:: Dataset entries ::
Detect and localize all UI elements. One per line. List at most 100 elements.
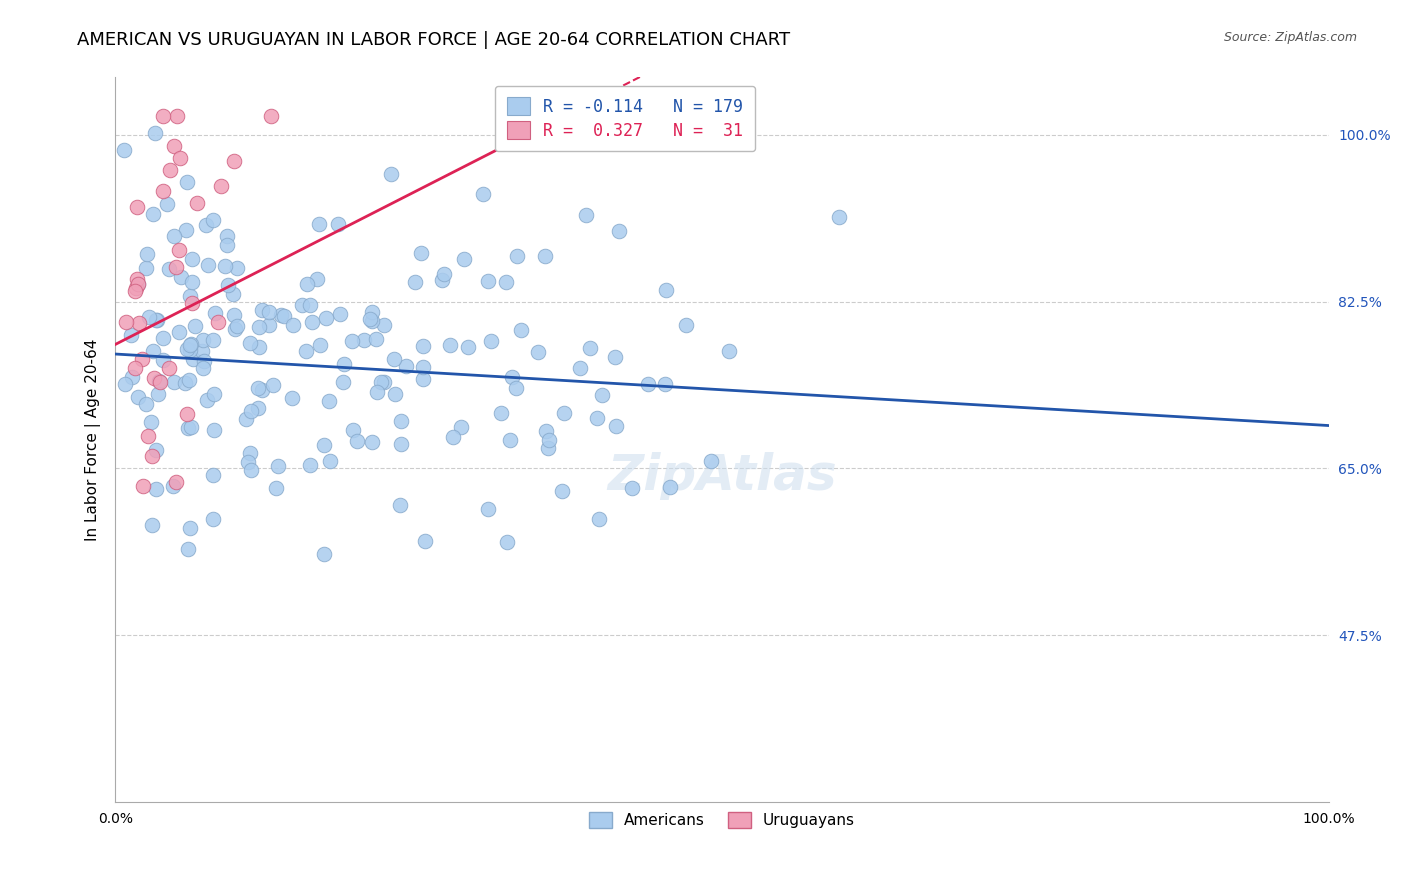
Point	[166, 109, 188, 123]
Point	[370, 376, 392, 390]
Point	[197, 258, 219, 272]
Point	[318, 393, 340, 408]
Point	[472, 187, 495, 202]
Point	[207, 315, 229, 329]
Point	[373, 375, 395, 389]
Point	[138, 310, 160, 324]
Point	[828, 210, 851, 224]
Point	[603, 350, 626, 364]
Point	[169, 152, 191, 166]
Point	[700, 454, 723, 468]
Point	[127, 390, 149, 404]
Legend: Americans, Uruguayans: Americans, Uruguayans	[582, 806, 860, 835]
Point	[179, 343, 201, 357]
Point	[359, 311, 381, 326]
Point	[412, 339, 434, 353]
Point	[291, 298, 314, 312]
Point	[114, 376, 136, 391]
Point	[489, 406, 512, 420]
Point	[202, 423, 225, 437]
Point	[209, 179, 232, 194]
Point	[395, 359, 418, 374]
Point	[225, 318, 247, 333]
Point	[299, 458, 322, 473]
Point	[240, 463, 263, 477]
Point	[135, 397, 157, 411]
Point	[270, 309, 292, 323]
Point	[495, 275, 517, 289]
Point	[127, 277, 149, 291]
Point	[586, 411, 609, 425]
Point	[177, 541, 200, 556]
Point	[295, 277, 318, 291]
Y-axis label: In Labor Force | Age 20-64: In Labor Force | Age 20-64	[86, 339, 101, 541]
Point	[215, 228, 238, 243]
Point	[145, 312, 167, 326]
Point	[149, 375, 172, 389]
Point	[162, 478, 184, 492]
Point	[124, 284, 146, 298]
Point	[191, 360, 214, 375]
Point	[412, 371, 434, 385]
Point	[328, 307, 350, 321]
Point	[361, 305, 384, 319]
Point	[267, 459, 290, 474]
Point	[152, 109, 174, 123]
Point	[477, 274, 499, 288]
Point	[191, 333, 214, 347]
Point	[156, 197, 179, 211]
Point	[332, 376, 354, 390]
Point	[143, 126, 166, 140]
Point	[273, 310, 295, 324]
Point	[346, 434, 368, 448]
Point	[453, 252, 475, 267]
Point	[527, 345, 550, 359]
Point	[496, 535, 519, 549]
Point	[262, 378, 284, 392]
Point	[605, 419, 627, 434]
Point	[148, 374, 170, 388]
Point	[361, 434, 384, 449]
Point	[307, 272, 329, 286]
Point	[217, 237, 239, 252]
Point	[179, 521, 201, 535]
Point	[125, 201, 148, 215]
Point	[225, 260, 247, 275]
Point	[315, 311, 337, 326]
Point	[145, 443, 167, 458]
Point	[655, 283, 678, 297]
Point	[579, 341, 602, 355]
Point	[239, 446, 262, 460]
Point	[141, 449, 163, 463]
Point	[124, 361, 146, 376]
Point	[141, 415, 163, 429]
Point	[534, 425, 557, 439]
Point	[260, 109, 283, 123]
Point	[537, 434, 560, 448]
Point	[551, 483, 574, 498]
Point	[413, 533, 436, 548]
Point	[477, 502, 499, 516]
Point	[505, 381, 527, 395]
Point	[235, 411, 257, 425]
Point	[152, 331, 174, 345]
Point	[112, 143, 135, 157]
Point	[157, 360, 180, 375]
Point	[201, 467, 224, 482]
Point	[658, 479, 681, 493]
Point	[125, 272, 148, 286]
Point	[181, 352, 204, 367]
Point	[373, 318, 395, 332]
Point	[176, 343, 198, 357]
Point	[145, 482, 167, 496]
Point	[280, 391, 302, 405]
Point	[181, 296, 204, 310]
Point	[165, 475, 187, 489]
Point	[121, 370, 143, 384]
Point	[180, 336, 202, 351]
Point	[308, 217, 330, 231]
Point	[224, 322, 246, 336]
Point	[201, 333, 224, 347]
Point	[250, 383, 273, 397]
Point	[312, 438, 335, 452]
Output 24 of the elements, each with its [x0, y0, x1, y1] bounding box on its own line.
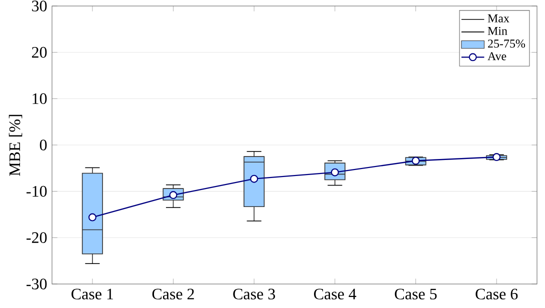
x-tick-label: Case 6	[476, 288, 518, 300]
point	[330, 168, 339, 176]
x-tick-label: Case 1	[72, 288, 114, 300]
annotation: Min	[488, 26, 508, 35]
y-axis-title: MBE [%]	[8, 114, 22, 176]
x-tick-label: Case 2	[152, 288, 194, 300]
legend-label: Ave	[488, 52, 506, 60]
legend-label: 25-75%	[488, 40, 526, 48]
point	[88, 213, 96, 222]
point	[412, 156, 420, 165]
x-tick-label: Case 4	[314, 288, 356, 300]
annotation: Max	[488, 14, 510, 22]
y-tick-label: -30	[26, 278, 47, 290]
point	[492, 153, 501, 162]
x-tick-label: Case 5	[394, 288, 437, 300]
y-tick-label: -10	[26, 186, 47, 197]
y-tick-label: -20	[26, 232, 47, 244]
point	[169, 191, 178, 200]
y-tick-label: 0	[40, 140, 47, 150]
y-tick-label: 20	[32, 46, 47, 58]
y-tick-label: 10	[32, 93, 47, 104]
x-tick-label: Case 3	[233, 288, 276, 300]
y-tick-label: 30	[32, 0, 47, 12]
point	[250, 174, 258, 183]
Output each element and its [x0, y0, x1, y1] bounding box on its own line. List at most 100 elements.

:: Problem description ::
Copy out, unchanged, the lines of the material that begin with the one containing "109, 188, 123]" and end with the one containing "390, 149, 404]", including both.

:: Full solution ::
Point	[166, 109, 188, 123]
Point	[370, 376, 392, 390]
Point	[197, 258, 219, 272]
Point	[318, 393, 340, 408]
Point	[472, 187, 495, 202]
Point	[207, 315, 229, 329]
Point	[373, 375, 395, 389]
Point	[138, 310, 160, 324]
Point	[828, 210, 851, 224]
Point	[603, 350, 626, 364]
Point	[169, 152, 191, 166]
Point	[700, 454, 723, 468]
Point	[127, 390, 149, 404]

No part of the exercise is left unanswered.